▸ Texto del ejercicio:
>>>

Cuando estuvo el resultado de la resonancia, me dijeron que había que repetir el examen. Esta vez con un enema de bario. Cuando me avisaron por teléfono, me puse a llorar, de pensar en lo que eso significaba. En el dolor, en la humillación, en que mi salud estaba primero, en que no podía ser valiente. Llamé de nuevo al médico y le dije que sí, que me hacía el exámen, pero que quería, de ser posible, que me durmieran. Dijo que lo pensáramos en Semana Santa.
Y pensé. Pensé en todo. En hacer un testamento. En dejar muy claro que no quería quedar pegada a una máquina, que si pasaba algo de cuidados intensivos me pasaran a un hospital del estado, que se donara cualquier cosa de mi cuerpo que aun sirviera. Decirle al médico que mientras me operaba, si encontraba algo más, que hiciera lo que tuviera que hacer aunque eso significara que no pudiera ser mamá nunca. Decirle a Marcelo que si algo me pasaba, buscara a alguien. En si a mí me podría dar un infarto, como a Alejandro.

<<<

▸ Datos de origen:
>>>

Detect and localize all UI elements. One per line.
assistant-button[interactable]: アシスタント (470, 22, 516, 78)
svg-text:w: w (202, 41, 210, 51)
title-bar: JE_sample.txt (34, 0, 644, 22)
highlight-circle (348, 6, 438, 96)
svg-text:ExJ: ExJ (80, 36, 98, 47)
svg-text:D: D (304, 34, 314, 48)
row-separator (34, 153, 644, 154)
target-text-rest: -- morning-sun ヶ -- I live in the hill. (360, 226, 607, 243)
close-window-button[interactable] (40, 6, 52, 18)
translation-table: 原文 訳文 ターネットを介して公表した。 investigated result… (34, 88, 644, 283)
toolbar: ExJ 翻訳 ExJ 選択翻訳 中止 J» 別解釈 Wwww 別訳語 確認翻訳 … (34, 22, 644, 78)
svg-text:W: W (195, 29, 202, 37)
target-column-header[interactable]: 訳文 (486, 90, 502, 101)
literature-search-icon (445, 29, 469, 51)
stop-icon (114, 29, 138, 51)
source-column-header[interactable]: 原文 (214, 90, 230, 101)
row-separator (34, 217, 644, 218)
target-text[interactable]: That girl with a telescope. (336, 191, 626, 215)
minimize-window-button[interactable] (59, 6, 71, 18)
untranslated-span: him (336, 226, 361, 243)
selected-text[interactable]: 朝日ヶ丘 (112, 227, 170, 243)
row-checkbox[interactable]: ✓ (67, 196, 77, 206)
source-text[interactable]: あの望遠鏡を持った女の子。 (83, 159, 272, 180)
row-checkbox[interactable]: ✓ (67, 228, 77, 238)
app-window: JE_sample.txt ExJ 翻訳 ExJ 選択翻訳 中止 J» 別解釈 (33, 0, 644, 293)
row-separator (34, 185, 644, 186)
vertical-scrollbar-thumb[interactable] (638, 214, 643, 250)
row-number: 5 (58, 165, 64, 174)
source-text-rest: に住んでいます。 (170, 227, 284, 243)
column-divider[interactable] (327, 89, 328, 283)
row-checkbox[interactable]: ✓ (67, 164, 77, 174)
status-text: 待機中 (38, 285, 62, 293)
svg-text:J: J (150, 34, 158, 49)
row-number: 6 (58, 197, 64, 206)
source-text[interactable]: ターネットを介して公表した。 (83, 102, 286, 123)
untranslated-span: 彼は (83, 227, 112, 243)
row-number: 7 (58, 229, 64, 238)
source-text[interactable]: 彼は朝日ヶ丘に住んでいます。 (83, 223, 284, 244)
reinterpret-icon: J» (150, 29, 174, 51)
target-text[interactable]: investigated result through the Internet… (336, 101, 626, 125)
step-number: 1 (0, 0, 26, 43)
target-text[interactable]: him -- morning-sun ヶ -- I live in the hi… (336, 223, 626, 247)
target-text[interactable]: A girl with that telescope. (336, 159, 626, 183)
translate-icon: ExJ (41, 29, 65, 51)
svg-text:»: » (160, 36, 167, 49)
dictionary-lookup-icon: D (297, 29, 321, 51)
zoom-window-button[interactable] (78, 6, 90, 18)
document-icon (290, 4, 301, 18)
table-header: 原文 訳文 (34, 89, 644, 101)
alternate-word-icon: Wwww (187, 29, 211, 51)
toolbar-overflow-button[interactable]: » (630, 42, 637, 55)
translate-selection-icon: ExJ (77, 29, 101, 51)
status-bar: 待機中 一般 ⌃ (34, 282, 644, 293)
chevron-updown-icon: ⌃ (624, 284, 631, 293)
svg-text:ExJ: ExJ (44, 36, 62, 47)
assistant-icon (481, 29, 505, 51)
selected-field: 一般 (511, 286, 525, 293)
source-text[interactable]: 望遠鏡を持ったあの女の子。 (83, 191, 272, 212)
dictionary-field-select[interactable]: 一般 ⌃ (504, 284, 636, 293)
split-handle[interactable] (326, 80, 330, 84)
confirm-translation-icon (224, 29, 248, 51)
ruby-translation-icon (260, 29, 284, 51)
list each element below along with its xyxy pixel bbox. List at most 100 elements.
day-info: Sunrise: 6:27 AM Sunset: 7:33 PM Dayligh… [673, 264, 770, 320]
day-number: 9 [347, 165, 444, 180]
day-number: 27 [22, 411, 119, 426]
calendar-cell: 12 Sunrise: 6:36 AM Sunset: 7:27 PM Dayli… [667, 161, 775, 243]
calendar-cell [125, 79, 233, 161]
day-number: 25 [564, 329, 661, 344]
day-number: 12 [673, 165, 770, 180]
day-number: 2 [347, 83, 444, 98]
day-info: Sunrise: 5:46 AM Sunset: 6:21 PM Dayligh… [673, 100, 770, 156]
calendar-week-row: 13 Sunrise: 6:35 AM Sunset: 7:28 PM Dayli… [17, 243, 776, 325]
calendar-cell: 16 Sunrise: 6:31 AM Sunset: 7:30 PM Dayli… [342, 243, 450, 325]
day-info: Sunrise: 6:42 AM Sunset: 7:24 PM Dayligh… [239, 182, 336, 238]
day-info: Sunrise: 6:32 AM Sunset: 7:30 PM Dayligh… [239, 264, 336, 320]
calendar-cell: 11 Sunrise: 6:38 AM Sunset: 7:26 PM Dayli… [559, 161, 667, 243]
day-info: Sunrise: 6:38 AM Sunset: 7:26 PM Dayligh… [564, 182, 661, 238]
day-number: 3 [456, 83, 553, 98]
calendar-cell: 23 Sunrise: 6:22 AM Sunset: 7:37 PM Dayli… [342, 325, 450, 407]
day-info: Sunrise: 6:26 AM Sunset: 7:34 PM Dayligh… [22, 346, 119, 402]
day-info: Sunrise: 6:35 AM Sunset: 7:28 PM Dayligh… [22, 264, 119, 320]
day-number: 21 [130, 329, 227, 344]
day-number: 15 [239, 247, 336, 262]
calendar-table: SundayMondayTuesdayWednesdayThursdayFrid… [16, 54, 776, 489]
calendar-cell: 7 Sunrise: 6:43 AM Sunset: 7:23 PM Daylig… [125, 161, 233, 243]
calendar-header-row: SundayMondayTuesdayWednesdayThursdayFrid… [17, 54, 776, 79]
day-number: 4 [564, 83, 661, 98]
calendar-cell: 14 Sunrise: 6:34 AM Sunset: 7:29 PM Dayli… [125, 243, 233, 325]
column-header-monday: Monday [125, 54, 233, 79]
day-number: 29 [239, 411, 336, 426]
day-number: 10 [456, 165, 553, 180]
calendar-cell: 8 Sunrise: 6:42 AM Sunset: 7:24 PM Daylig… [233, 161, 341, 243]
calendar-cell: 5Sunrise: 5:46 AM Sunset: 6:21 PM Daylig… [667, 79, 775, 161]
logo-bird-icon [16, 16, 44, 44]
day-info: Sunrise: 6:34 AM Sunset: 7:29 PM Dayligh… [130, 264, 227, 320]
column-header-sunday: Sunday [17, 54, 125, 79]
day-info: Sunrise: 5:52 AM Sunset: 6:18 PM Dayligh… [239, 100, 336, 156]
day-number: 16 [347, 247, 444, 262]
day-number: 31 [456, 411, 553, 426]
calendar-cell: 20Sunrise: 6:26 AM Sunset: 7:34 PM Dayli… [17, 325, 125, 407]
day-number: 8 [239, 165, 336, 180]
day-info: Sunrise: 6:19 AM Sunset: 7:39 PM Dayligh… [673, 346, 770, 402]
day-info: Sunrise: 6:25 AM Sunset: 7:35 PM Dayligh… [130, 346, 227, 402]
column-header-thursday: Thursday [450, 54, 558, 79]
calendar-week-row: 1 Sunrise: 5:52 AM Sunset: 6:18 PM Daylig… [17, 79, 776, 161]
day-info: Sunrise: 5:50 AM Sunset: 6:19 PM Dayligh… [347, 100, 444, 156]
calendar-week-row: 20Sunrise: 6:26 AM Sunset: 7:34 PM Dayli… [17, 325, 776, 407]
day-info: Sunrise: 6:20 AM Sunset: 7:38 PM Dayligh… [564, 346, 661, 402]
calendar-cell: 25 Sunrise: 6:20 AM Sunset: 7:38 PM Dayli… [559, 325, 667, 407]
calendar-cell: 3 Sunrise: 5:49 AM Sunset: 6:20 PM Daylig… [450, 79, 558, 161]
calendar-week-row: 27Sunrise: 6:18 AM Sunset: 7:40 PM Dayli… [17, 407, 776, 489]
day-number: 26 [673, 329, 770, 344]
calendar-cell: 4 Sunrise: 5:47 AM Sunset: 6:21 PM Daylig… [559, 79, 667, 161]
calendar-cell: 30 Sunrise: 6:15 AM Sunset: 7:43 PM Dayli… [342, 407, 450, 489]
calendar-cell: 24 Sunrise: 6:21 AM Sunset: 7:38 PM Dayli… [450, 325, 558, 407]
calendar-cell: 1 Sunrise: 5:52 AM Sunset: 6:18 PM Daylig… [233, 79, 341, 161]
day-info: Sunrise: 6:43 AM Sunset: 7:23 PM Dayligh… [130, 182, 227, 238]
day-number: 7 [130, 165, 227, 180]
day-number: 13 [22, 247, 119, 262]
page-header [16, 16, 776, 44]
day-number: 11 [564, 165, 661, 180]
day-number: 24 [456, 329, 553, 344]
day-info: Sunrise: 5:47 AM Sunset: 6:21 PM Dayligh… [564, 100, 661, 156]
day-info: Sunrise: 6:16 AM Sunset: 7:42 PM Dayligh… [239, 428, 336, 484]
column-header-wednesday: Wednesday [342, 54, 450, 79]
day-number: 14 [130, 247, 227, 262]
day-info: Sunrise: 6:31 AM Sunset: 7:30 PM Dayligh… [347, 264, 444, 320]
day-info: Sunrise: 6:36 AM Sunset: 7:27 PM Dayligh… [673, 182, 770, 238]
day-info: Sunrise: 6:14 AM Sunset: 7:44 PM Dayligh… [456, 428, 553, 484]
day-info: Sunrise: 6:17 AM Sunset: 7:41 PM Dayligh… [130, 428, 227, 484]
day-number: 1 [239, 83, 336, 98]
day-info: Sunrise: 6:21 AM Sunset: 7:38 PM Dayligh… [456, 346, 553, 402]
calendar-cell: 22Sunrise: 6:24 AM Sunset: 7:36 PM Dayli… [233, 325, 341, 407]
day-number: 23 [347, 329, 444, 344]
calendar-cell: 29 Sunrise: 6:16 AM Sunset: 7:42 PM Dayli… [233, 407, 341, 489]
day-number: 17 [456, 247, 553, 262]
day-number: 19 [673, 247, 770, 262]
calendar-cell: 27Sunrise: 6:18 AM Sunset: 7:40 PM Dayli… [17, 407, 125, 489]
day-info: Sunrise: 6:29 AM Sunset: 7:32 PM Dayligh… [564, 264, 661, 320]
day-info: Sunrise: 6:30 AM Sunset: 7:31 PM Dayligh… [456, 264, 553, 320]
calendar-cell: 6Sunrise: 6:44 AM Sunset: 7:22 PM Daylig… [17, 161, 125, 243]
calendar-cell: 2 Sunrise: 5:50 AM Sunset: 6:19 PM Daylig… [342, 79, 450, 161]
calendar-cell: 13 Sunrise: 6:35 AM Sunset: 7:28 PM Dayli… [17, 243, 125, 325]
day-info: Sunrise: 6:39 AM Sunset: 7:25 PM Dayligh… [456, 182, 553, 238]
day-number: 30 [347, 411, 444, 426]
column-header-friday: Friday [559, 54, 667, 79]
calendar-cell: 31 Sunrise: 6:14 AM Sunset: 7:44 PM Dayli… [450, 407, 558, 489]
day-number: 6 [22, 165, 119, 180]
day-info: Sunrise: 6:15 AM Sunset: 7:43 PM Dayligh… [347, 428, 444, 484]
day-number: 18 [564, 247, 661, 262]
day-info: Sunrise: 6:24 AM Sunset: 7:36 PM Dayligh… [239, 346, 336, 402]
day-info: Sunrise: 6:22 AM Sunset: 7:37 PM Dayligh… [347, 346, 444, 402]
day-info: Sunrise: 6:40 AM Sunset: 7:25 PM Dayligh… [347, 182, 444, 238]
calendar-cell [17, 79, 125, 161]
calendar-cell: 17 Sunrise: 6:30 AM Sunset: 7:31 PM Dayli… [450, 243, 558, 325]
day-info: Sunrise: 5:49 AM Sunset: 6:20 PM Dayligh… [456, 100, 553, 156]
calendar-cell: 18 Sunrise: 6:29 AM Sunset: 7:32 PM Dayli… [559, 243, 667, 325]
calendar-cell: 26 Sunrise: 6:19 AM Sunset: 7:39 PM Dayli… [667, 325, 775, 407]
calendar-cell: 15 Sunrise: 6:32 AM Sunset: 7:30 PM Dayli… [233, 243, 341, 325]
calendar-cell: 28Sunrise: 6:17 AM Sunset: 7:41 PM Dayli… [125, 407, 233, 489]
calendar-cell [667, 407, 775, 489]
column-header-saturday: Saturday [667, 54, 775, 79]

<<<

Cita literalmente el fragmento del relato sobre el examen médico, empezando en "Cuando estuvo el" y terminando en "en Semana Santa.".

Cuando estuvo el resultado de la resonancia, me dijeron que había que repetir el examen. Esta vez con un enema de bario. Cuando me avisaron por teléfono, me puse a llorar, de pensar en lo que eso significaba. En el dolor, en la humillación, en que mi salud estaba primero, en que no podía ser valiente. Llamé de nuevo al médico y le dije que sí, que me hacía el exámen, pero que quería, de ser posible, que me durmieran. Dijo que lo pensáramos en Semana Santa.